» **REQUEST**
Collect all lines from the records below that include the word "ngành".

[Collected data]
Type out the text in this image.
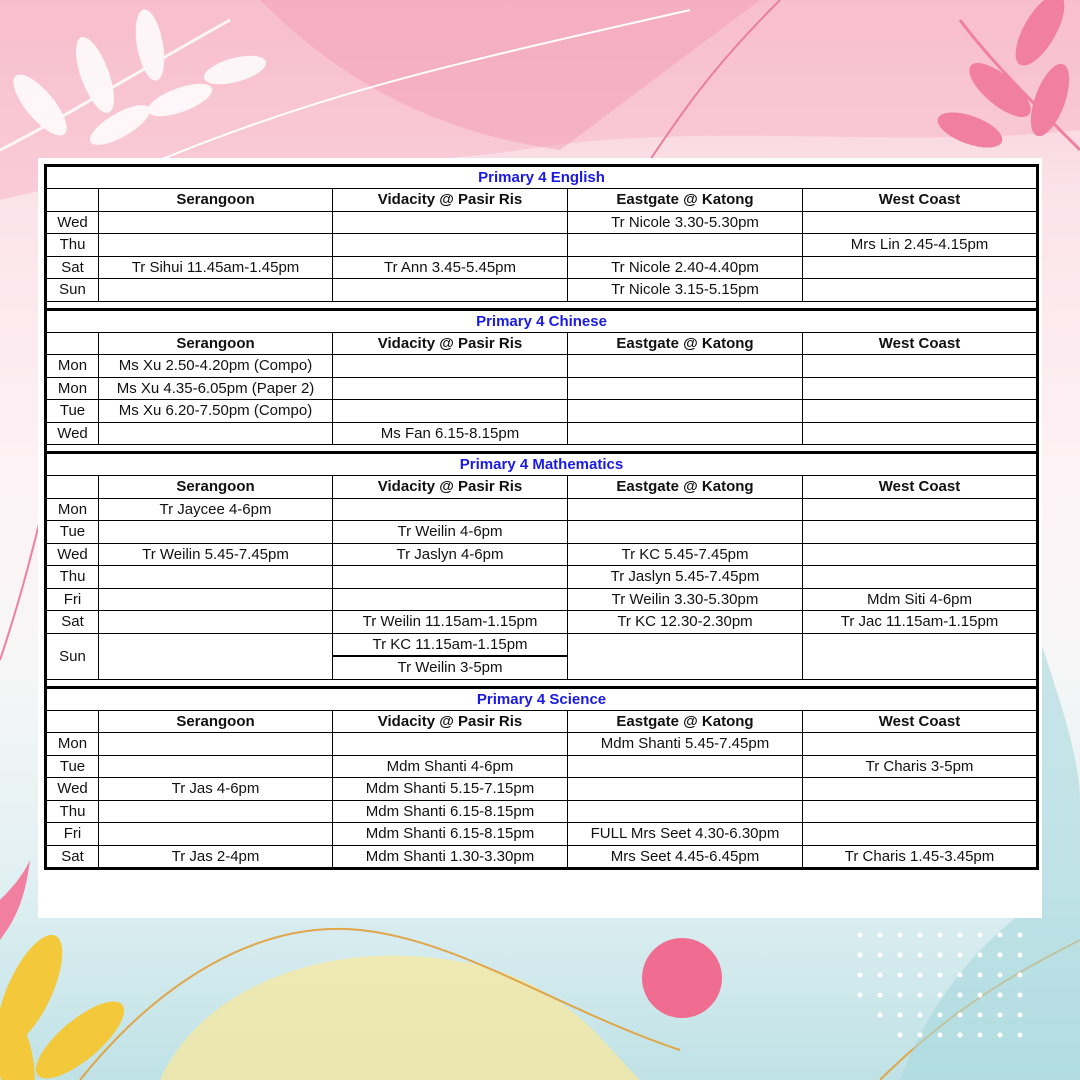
Primary 4 English				
	Serangoon	Vidacity @ Pasir Ris	Eastgate @ Katong	West Coast
Wed			Tr Nicole 3.30-5.30pm	
Thu				Mrs Lin 2.45-4.15pm
Sat	Tr Sihui 11.45am-1.45pm	Tr Ann 3.45-5.45pm	Tr Nicole 2.40-4.40pm	
Sun			Tr Nicole 3.15-5.15pm	

Primary 4 Chinese				
	Serangoon	Vidacity @ Pasir Ris	Eastgate @ Katong	West Coast
Mon	Ms Xu 2.50-4.20pm (Compo)			
Mon	Ms Xu 4.35-6.05pm (Paper 2)			
Tue	Ms Xu 6.20-7.50pm (Compo)			
Wed		Ms Fan 6.15-8.15pm		

Primary 4 Mathematics				
	Serangoon	Vidacity @ Pasir Ris	Eastgate @ Katong	West Coast
Mon	Tr Jaycee 4-6pm			
Tue		Tr Weilin 4-6pm		
Wed	Tr Weilin 5.45-7.45pm	Tr Jaslyn 4-6pm	Tr KC 5.45-7.45pm	
Thu			Tr Jaslyn 5.45-7.45pm	
Fri			Tr Weilin 3.30-5.30pm	Mdm Siti 4-6pm
Sat		Tr Weilin 11.15am-1.15pm	Tr KC 12.30-2.30pm	Tr Jac 11.15am-1.15pm
Sun		Tr KC 11.15am-1.15pm		
		Tr Weilin 3-5pm		

Primary 4 Science				
	Serangoon	Vidacity @ Pasir Ris	Eastgate @ Katong	West Coast
Mon			Mdm Shanti 5.45-7.45pm	
Tue		Mdm Shanti 4-6pm		Tr Charis 3-5pm
Wed	Tr Jas 4-6pm	Mdm Shanti 5.15-7.15pm		
Thu		Mdm Shanti 6.15-8.15pm		
Fri		Mdm Shanti 6.15-8.15pm	FULL Mrs Seet 4.30-6.30pm	
Sat	Tr Jas 2-4pm	Mdm Shanti 1.30-3.30pm	Mrs Seet 4.45-6.45pm	Tr Charis 1.45-3.45pm
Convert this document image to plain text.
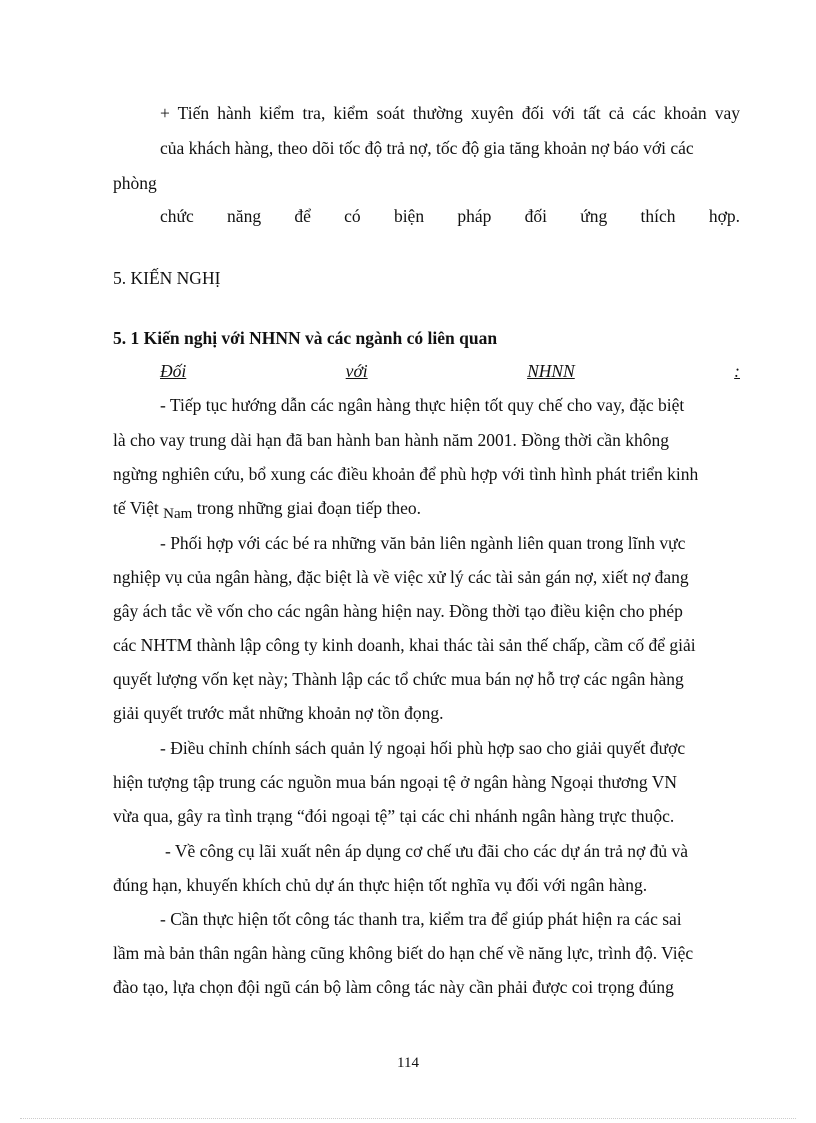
+ Tiến hành kiểm tra, kiểm soát thường xuyên đối với tất cả các khoản vay
của khách hàng, theo dõi tốc độ trả nợ, tốc độ gia tăng khoản nợ báo với các
phòng
chức năng để có biện pháp đối ứng thích hợp.
5. KIẾN NGHỊ
5. 1 Kiến nghị với NHNN và các ngành có liên quan
Đối	với	NHNN	:
- Tiếp tục hướng dẫn các ngân hàng thực hiện tốt quy chế cho vay, đặc biệt
là cho vay trung dài hạn đã ban hành ban hành năm 2001. Đồng thời cần không
ngừng nghiên cứu, bổ xung các điều khoản để phù hợp với tình hình phát triển kinh
tế Việt Nam trong những giai đoạn tiếp theo.
- Phối hợp với các bé ra những văn bản liên ngành liên quan trong lĩnh vực
nghiệp vụ của ngân hàng, đặc biệt là về việc xử lý các tài sản gán nợ, xiết nợ đang
gây ách tắc về vốn cho các ngân hàng hiện nay. Đồng thời tạo điều kiện cho phép
các NHTM thành lập công ty kinh doanh, khai thác tài sản thế chấp, cầm cố để giải
quyết lượng vốn kẹt này; Thành lập các tổ chức mua bán nợ hỗ trợ các ngân hàng
giải quyết trước mắt những khoản nợ tồn đọng.
- Điều chỉnh chính sách quản lý ngoại hối phù hợp sao cho giải quyết được
hiện tượng tập trung các nguồn mua bán ngoại tệ ở ngân hàng Ngoại thương VN
vừa qua, gây ra tình trạng “đói ngoại tệ” tại các chi nhánh ngân hàng trực thuộc.
- Về công cụ lãi xuất nên áp dụng cơ chế ưu đãi cho các dự án trả nợ đủ và
đúng hạn, khuyến khích chủ dự án thực hiện tốt nghĩa vụ đối với ngân hàng.
- Cần thực hiện tốt công tác thanh tra, kiểm tra để giúp phát hiện ra các sai
lầm mà bản thân ngân hàng cũng không biết do hạn chế về năng lực, trình độ. Việc
đào tạo, lựa chọn đội ngũ cán bộ làm công tác này cần phải được coi trọng đúng
114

» **PROBLEM SOLUTION**
5. 1 Kiến nghị với NHNN và các ngành có liên quan
- Phối hợp với các bé ra những văn bản liên ngành liên quan trong lĩnh vực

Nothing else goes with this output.